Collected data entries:

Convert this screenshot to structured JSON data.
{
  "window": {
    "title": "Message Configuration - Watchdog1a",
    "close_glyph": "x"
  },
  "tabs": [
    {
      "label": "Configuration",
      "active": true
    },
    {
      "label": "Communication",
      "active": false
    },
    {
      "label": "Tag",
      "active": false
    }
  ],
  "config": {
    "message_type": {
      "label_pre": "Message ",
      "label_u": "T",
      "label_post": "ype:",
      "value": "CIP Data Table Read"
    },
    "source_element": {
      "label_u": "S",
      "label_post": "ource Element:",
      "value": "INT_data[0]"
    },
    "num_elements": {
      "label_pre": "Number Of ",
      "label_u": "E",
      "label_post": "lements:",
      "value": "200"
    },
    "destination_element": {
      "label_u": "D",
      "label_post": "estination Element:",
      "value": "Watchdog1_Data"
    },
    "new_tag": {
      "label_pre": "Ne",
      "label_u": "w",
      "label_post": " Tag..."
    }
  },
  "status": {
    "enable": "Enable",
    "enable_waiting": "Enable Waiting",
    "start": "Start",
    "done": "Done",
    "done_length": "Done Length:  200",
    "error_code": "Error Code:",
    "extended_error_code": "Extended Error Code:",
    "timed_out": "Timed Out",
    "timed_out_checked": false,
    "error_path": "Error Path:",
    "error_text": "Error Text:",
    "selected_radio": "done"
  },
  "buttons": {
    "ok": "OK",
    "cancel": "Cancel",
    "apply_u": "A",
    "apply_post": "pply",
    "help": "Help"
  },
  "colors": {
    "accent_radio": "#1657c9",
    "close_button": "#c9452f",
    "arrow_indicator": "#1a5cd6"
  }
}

### YOUR TASK
How many lines in the listing contain "value"? Answer with the number alone.

### FULL OUTPUT
4